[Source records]
..............................

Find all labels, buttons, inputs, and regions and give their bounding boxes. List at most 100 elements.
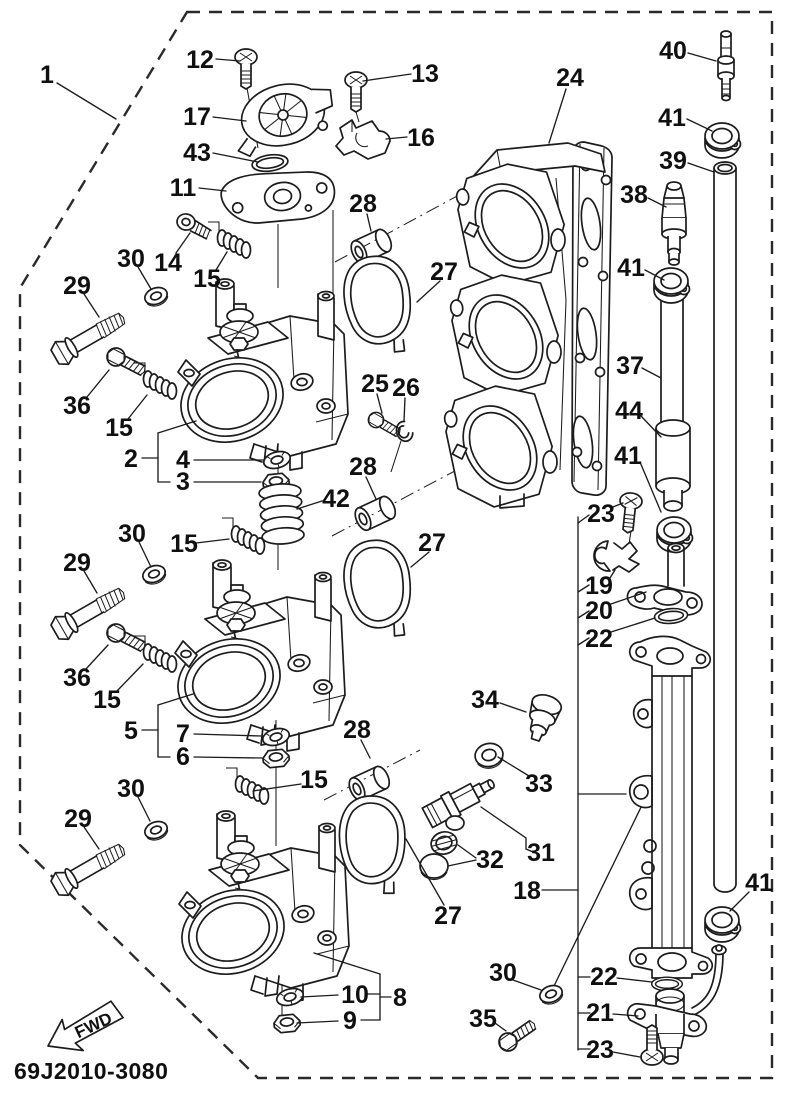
part-injector-collar	[445, 815, 465, 831]
callout-label-21: 21	[586, 999, 614, 1027]
part-oring-43	[250, 151, 290, 175]
callout-leader-15	[116, 663, 144, 692]
callout-15: 15	[170, 530, 230, 558]
part-sensor-34	[528, 694, 563, 742]
callout-19: 19	[585, 569, 616, 600]
part-spring-15a	[207, 221, 252, 259]
callout-label-28: 28	[349, 453, 377, 481]
callout-label-30: 30	[117, 245, 145, 273]
callout-30: 30	[117, 775, 151, 822]
callout-label-15: 15	[300, 766, 328, 794]
callout-43: 43	[183, 139, 259, 167]
part-clamp-41d	[704, 906, 742, 943]
part-nut-6	[261, 747, 291, 770]
callout-leader-41	[639, 461, 662, 513]
callout-26: 26	[392, 374, 420, 422]
callout-41: 41	[729, 869, 773, 912]
callout-leader-30	[137, 796, 151, 822]
callout-leader-41	[729, 891, 750, 912]
callout-label-33: 33	[525, 770, 553, 798]
callout-leader-12	[215, 58, 241, 62]
callout-label-1: 1	[40, 61, 54, 89]
callout-leader-16	[385, 136, 408, 140]
part-oring-32	[419, 853, 449, 881]
callout-label-15: 15	[105, 414, 133, 442]
callout-label-27: 27	[430, 258, 458, 286]
part-screw-12	[234, 48, 258, 90]
callout-leader-7	[193, 733, 263, 737]
callout-leader-29	[83, 570, 98, 594]
callout-29: 29	[63, 549, 98, 594]
callout-label-39: 39	[659, 147, 687, 175]
callout-leader-32	[447, 859, 477, 867]
part-washer-30a	[141, 283, 171, 310]
callout-label-4: 4	[176, 446, 190, 474]
callout-15: 15	[193, 251, 228, 293]
callout-leader-39	[687, 162, 715, 173]
callout-leader-32	[457, 844, 477, 859]
callout-18: 18	[513, 514, 627, 1051]
callout-29: 29	[64, 805, 100, 850]
callout-30: 30	[489, 959, 542, 991]
callout-label-43: 43	[183, 139, 211, 167]
callout-leader-18	[577, 610, 590, 619]
part-tube-39	[713, 161, 737, 893]
callout-label-26: 26	[392, 374, 420, 402]
callout-40: 40	[659, 37, 717, 65]
part-washer-4	[261, 447, 293, 473]
callout-leader-28	[365, 476, 377, 500]
callout-label-2: 2	[124, 445, 138, 473]
callout-label-11: 11	[170, 174, 197, 202]
callout-32: 32	[447, 844, 504, 874]
callout-leader-20	[610, 591, 647, 605]
callout-15: 15	[105, 394, 148, 442]
callout-31: 31	[480, 806, 555, 867]
callout-30: 30	[117, 245, 152, 290]
callout-label-20: 20	[585, 597, 613, 625]
callout-leader-36	[85, 644, 109, 670]
callout-label-41: 41	[658, 104, 686, 132]
callout-label-10: 10	[341, 981, 369, 1009]
part-grommet-33	[474, 742, 504, 769]
callout-36: 36	[63, 369, 110, 420]
callout-leader-30	[137, 266, 152, 290]
callout-leader-18	[577, 514, 590, 524]
callout-label-23: 23	[586, 1036, 614, 1064]
callout-label-15: 15	[193, 265, 221, 293]
callout-5: 5	[124, 693, 194, 758]
callout-8: 8	[313, 952, 407, 1021]
callout-label-29: 29	[63, 272, 91, 300]
callout-leader-27	[410, 551, 430, 568]
callout-25: 25	[361, 370, 389, 414]
callout-leader-41	[644, 269, 665, 281]
callout-leader-18	[577, 637, 590, 646]
callout-label-16: 16	[407, 124, 435, 152]
callout-leader-38	[647, 197, 667, 208]
callout-leader-8	[313, 952, 381, 975]
callout-10: 10	[300, 981, 381, 1009]
part-bolt-29c	[47, 836, 131, 901]
callout-label-38: 38	[620, 181, 648, 209]
callout-label-36: 36	[63, 664, 91, 692]
dashed-frame	[18, 10, 774, 1080]
callout-41: 41	[614, 442, 662, 513]
callout-leader-15	[127, 394, 148, 420]
callout-leader-30	[138, 541, 152, 568]
callout-leader-21	[612, 1013, 639, 1017]
callout-label-25: 25	[361, 370, 389, 398]
callout-leader-15	[252, 783, 302, 792]
part-screw-23a	[615, 491, 644, 535]
callout-leader-29	[83, 293, 100, 318]
callout-37: 37	[616, 352, 662, 380]
callout-24: 24	[548, 64, 584, 144]
callout-label-27: 27	[418, 529, 446, 557]
part-clamp-41b	[653, 267, 691, 304]
part-hose	[691, 944, 727, 1016]
callout-label-22: 22	[585, 625, 613, 653]
part-washer-30c	[141, 817, 171, 844]
part-fuel-rail-18	[628, 635, 714, 979]
part-clamp-16	[335, 119, 391, 160]
callout-leader-35	[494, 1022, 507, 1032]
part-spring-15e	[225, 767, 270, 805]
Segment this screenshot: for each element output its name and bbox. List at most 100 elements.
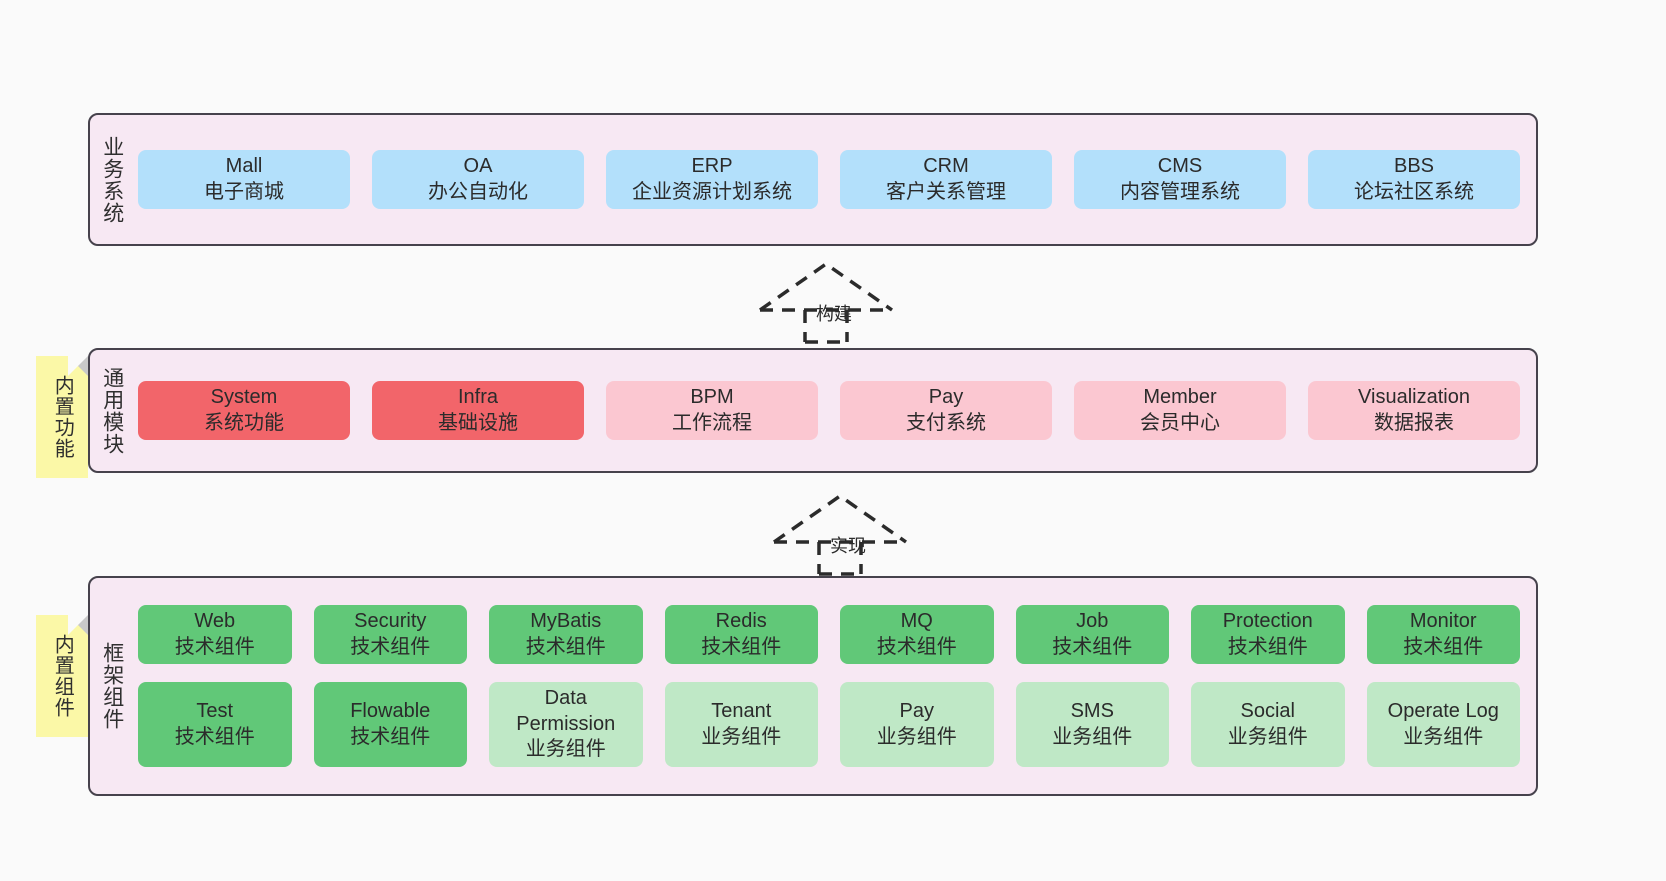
node-test[interactable]: Test 技术组件 bbox=[138, 682, 292, 767]
node-subtitle: 技术组件 bbox=[174, 725, 255, 748]
node-crm[interactable]: CRM 客户关系管理 bbox=[840, 149, 1052, 210]
node-subtitle: 支付系统 bbox=[906, 411, 986, 434]
node-job[interactable]: Job 技术组件 bbox=[1015, 605, 1169, 665]
sticky-note-label: 内置功能 bbox=[51, 375, 74, 459]
node-subtitle: 数据报表 bbox=[1374, 411, 1454, 434]
node-title: BPM bbox=[690, 385, 734, 408]
node-subtitle: 技术组件 bbox=[1403, 635, 1484, 658]
node-subtitle: 技术组件 bbox=[174, 635, 255, 658]
node-bbs[interactable]: BBS 论坛社区系统 bbox=[1308, 149, 1520, 210]
node-subtitle: 基础设施 bbox=[438, 411, 518, 434]
node-title: MyBatis bbox=[530, 610, 602, 633]
fold-cut-icon bbox=[68, 615, 88, 635]
dashed-generalization-arrow-icon bbox=[772, 493, 908, 576]
layer-label-business-system: 业务系统 bbox=[100, 135, 124, 224]
connector-label-implement: 实现 bbox=[830, 536, 866, 556]
node-title: System bbox=[210, 385, 278, 408]
layer-framework-component[interactable]: 框架组件 Web 技术组件 Security 技术组件 MyBatis 技术组件… bbox=[88, 576, 1538, 796]
node-subtitle: 技术组件 bbox=[350, 725, 431, 748]
node-visualization[interactable]: Visualization 数据报表 bbox=[1308, 380, 1520, 441]
node-subtitle: 技术组件 bbox=[525, 635, 606, 658]
node-subtitle: 业务组件 bbox=[701, 725, 782, 748]
node-title: ERP bbox=[691, 154, 733, 177]
node-title: Data Permission bbox=[516, 687, 616, 735]
node-title: Web bbox=[194, 610, 236, 633]
row: System 系统功能 Infra 基础设施 BPM 工作流程 Pay 支付系统… bbox=[138, 380, 1520, 441]
node-protection[interactable]: Protection 技术组件 bbox=[1191, 605, 1345, 665]
node-subtitle: 电子商城 bbox=[204, 180, 284, 203]
node-pay[interactable]: Pay 支付系统 bbox=[840, 380, 1052, 441]
node-subtitle: 技术组件 bbox=[1227, 635, 1308, 658]
node-title: Pay bbox=[899, 700, 934, 722]
node-member[interactable]: Member 会员中心 bbox=[1074, 380, 1286, 441]
node-erp[interactable]: ERP 企业资源计划系统 bbox=[606, 149, 818, 210]
row: Test 技术组件 Flowable 技术组件 Data Permission … bbox=[138, 682, 1520, 767]
node-monitor[interactable]: Monitor 技术组件 bbox=[1366, 605, 1520, 665]
dashed-generalization-arrow-icon bbox=[758, 261, 894, 344]
sticky-note-label: 内置组件 bbox=[51, 634, 74, 718]
node-data-permission[interactable]: Data Permission 业务组件 bbox=[489, 682, 643, 767]
node-subtitle: 工作流程 bbox=[672, 411, 752, 434]
connector-build: 构建 bbox=[756, 258, 904, 344]
node-mybatis[interactable]: MyBatis 技术组件 bbox=[489, 605, 643, 665]
layer-label-framework-component: 框架组件 bbox=[100, 642, 124, 730]
node-mall[interactable]: Mall 电子商城 bbox=[138, 149, 350, 210]
node-sms[interactable]: SMS 业务组件 bbox=[1015, 682, 1169, 767]
node-title: Pay bbox=[928, 385, 964, 408]
node-infra[interactable]: Infra 基础设施 bbox=[372, 380, 584, 441]
node-title: Member bbox=[1143, 385, 1217, 408]
layer-common-module[interactable]: 通用模块 System 系统功能 Infra 基础设施 BPM 工作流程 Pay… bbox=[88, 348, 1538, 473]
node-redis[interactable]: Redis 技术组件 bbox=[664, 605, 818, 665]
node-subtitle: 业务组件 bbox=[1403, 725, 1484, 748]
node-title: BBS bbox=[1393, 154, 1435, 177]
node-title: Test bbox=[196, 700, 234, 722]
node-title: Job bbox=[1076, 610, 1109, 633]
node-bpm[interactable]: BPM 工作流程 bbox=[606, 380, 818, 441]
node-title: MQ bbox=[900, 610, 933, 633]
fold-cut-icon bbox=[68, 356, 88, 376]
node-subtitle: 系统功能 bbox=[204, 411, 284, 434]
node-title: CMS bbox=[1157, 154, 1203, 177]
layer-label-common-module: 通用模块 bbox=[100, 366, 124, 455]
node-tenant[interactable]: Tenant 业务组件 bbox=[664, 682, 818, 767]
layer-body-framework-component: Web 技术组件 Security 技术组件 MyBatis 技术组件 Redi… bbox=[134, 578, 1536, 794]
node-title: Infra bbox=[457, 385, 499, 408]
node-title: Redis bbox=[715, 610, 767, 633]
node-pay-business[interactable]: Pay 业务组件 bbox=[840, 682, 994, 767]
node-subtitle: 技术组件 bbox=[350, 635, 431, 658]
layer-body-common-module: System 系统功能 Infra 基础设施 BPM 工作流程 Pay 支付系统… bbox=[134, 350, 1536, 471]
node-operate-log[interactable]: Operate Log 业务组件 bbox=[1366, 682, 1520, 767]
node-title: Monitor bbox=[1409, 610, 1477, 633]
node-title: SMS bbox=[1070, 700, 1114, 722]
node-security[interactable]: Security 技术组件 bbox=[313, 605, 467, 665]
node-oa[interactable]: OA 办公自动化 bbox=[372, 149, 584, 210]
node-subtitle: 内容管理系统 bbox=[1120, 180, 1240, 203]
node-mq[interactable]: MQ 技术组件 bbox=[840, 605, 994, 665]
connector-label-build: 构建 bbox=[816, 304, 852, 324]
node-title: Visualization bbox=[1358, 385, 1470, 408]
node-title: Protection bbox=[1222, 610, 1313, 633]
node-subtitle: 业务组件 bbox=[525, 738, 606, 761]
node-subtitle: 企业资源计划系统 bbox=[632, 180, 792, 203]
layer-body-business-system: Mall 电子商城 OA 办公自动化 ERP 企业资源计划系统 CRM 客户关系… bbox=[134, 115, 1536, 244]
node-subtitle: 业务组件 bbox=[1227, 725, 1308, 748]
connector-implement: 实现 bbox=[770, 490, 918, 576]
node-subtitle: 业务组件 bbox=[876, 725, 957, 748]
layer-business-system[interactable]: 业务系统 Mall 电子商城 OA 办公自动化 ERP 企业资源计划系统 CRM… bbox=[88, 113, 1538, 246]
node-web[interactable]: Web 技术组件 bbox=[138, 605, 292, 665]
node-cms[interactable]: CMS 内容管理系统 bbox=[1074, 149, 1286, 210]
node-system[interactable]: System 系统功能 bbox=[138, 380, 350, 441]
node-flowable[interactable]: Flowable 技术组件 bbox=[313, 682, 467, 767]
node-subtitle: 办公自动化 bbox=[428, 180, 528, 203]
node-subtitle: 技术组件 bbox=[1052, 635, 1133, 658]
node-title: Operate Log bbox=[1387, 700, 1499, 722]
sticky-note-builtin-function[interactable]: 内置功能 bbox=[36, 356, 88, 478]
sticky-note-builtin-component[interactable]: 内置组件 bbox=[36, 615, 88, 737]
node-title: Flowable bbox=[350, 700, 431, 722]
node-title: Mall bbox=[225, 154, 263, 177]
node-title: Tenant bbox=[711, 700, 772, 722]
row: Web 技术组件 Security 技术组件 MyBatis 技术组件 Redi… bbox=[138, 605, 1520, 665]
node-subtitle: 会员中心 bbox=[1140, 411, 1220, 434]
node-social[interactable]: Social 业务组件 bbox=[1191, 682, 1345, 767]
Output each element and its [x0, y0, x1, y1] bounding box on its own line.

..............................

Reproduce the data above without changes, starting with the line that contains "node-test[interactable]: Test 技术组件" and going on through the line that contains "node-mybatis[interactable]: MyBatis 技术组件", both of those lines included.

## EXERCISE ANSWER
node-test[interactable]: Test 技术组件 bbox=[138, 682, 292, 767]
node-subtitle: 技术组件 bbox=[174, 725, 255, 748]
node-crm[interactable]: CRM 客户关系管理 bbox=[840, 149, 1052, 210]
node-subtitle: 支付系统 bbox=[906, 411, 986, 434]
node-job[interactable]: Job 技术组件 bbox=[1015, 605, 1169, 665]
sticky-note-label: 内置功能 bbox=[51, 375, 74, 459]
node-subtitle: 数据报表 bbox=[1374, 411, 1454, 434]
node-title: BPM bbox=[690, 385, 734, 408]
node-subtitle: 技术组件 bbox=[1403, 635, 1484, 658]
node-subtitle: 技术组件 bbox=[174, 635, 255, 658]
node-bbs[interactable]: BBS 论坛社区系统 bbox=[1308, 149, 1520, 210]
node-subtitle: 基础设施 bbox=[438, 411, 518, 434]
node-title: MyBatis bbox=[530, 610, 602, 633]
fold-cut-icon bbox=[68, 615, 88, 635]
dashed-generalization-arrow-icon bbox=[772, 493, 908, 576]
layer-label-business-system: 业务系统 bbox=[100, 135, 124, 224]
connector-label-implement: 实现 bbox=[830, 536, 866, 556]
node-title: System bbox=[210, 385, 278, 408]
layer-framework-component[interactable]: 框架组件 Web 技术组件 Security 技术组件 MyBatis 技术组件… bbox=[88, 576, 1538, 796]
node-subtitle: 技术组件 bbox=[350, 725, 431, 748]
node-visualization[interactable]: Visualization 数据报表 bbox=[1308, 380, 1520, 441]
node-subtitle: 技术组件 bbox=[525, 635, 606, 658]
node-subtitle: 业务组件 bbox=[701, 725, 782, 748]
node-title: ERP bbox=[691, 154, 733, 177]
node-title: Data Permission bbox=[516, 687, 616, 735]
node-title: Web bbox=[194, 610, 236, 633]
row: System 系统功能 Infra 基础设施 BPM 工作流程 Pay 支付系统… bbox=[138, 380, 1520, 441]
node-protection[interactable]: Protection 技术组件 bbox=[1191, 605, 1345, 665]
node-subtitle: 电子商城 bbox=[204, 180, 284, 203]
node-pay[interactable]: Pay 支付系统 bbox=[840, 380, 1052, 441]
node-subtitle: 技术组件 bbox=[1227, 635, 1308, 658]
node-title: Pay bbox=[899, 700, 934, 722]
node-member[interactable]: Member 会员中心 bbox=[1074, 380, 1286, 441]
node-erp[interactable]: ERP 企业资源计划系统 bbox=[606, 149, 818, 210]
row: Test 技术组件 Flowable 技术组件 Data Permission … bbox=[138, 682, 1520, 767]
node-monitor[interactable]: Monitor 技术组件 bbox=[1366, 605, 1520, 665]
dashed-generalization-arrow-icon bbox=[758, 261, 894, 344]
sticky-note-label: 内置组件 bbox=[51, 634, 74, 718]
node-data-permission[interactable]: Data Permission 业务组件 bbox=[489, 682, 643, 767]
node-subtitle: 工作流程 bbox=[672, 411, 752, 434]
connector-build: 构建 bbox=[756, 258, 904, 344]
node-mybatis[interactable]: MyBatis 技术组件 bbox=[489, 605, 643, 665]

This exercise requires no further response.